In the data that follows, count each line holding the string "translationZ"; answer with the number only.

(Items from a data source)
☆ ☆ ☆ ☆

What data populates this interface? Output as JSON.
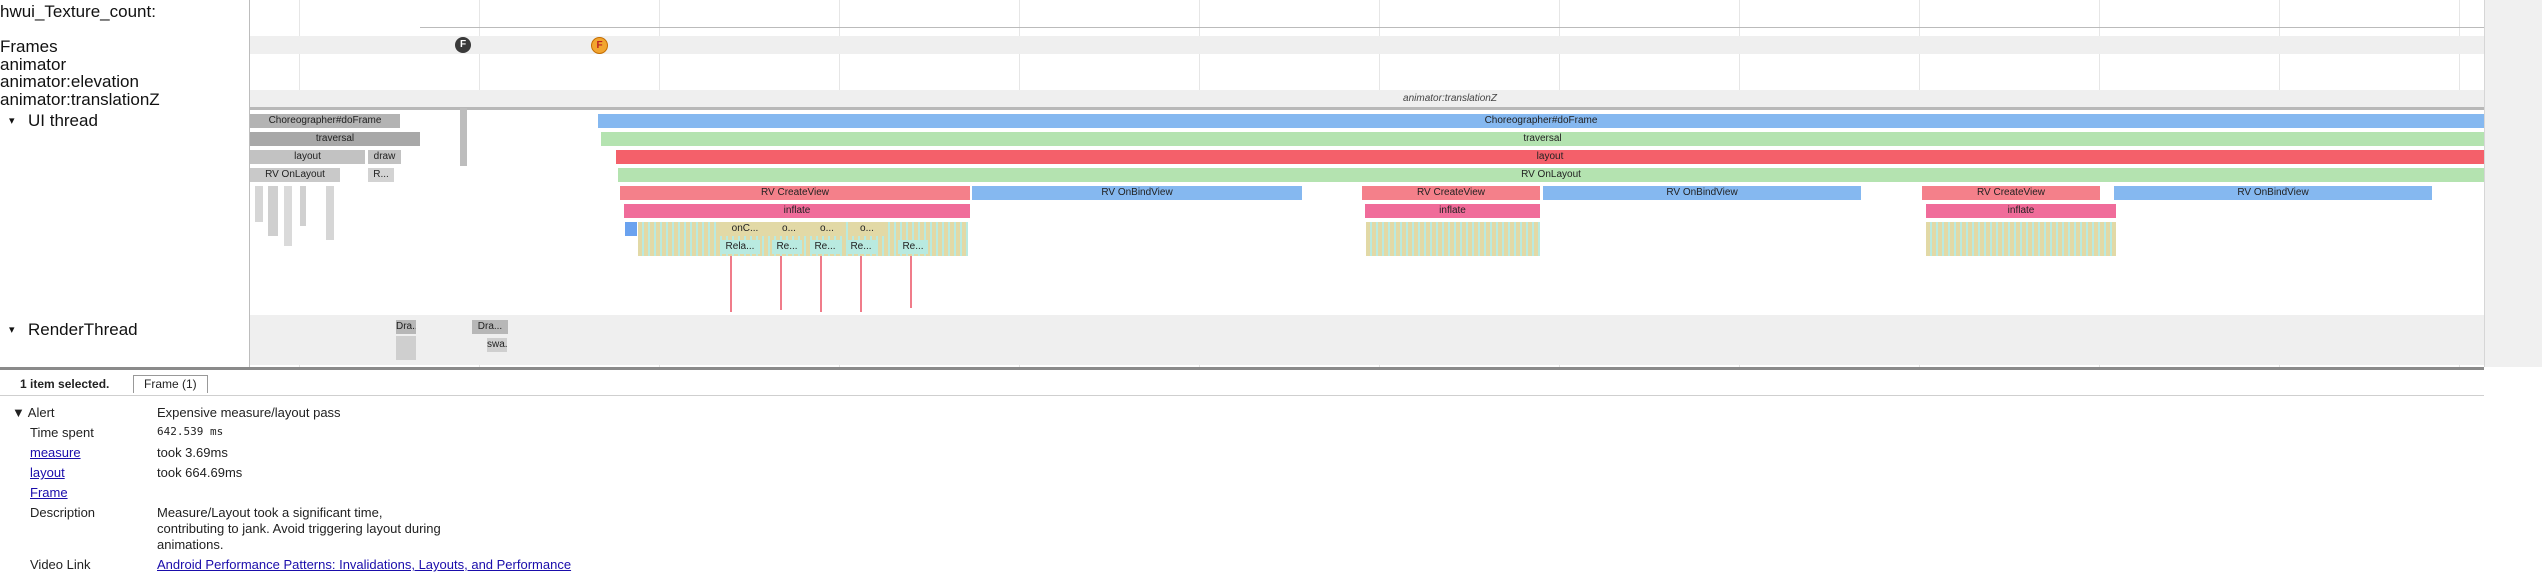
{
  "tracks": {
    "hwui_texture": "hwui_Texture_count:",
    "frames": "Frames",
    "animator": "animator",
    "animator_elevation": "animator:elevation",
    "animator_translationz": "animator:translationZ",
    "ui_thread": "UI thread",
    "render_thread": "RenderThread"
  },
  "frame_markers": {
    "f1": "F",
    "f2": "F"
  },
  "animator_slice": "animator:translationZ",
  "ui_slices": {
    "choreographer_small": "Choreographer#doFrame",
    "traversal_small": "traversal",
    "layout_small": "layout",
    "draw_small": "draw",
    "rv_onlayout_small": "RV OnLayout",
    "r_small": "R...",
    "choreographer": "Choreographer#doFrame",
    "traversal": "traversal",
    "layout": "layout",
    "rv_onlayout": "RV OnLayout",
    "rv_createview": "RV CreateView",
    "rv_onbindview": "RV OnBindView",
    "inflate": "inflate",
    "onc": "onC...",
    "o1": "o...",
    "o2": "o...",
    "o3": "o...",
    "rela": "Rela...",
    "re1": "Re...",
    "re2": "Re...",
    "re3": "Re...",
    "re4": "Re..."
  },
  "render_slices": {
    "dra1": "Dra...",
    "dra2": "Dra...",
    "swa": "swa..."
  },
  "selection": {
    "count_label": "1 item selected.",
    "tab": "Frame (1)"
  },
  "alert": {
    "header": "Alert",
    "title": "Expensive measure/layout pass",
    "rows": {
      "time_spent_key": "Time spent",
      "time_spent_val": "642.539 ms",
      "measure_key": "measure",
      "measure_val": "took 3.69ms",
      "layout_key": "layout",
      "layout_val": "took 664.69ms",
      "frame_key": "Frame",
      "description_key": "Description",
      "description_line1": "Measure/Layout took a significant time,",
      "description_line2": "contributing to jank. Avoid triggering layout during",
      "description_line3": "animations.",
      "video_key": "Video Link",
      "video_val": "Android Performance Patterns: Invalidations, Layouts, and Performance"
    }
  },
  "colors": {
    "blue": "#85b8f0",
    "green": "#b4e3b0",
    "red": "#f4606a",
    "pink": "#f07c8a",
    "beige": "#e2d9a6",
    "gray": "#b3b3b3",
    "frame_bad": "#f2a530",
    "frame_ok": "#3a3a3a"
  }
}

☆ ☆ ☆ ☆

Output of the task. 2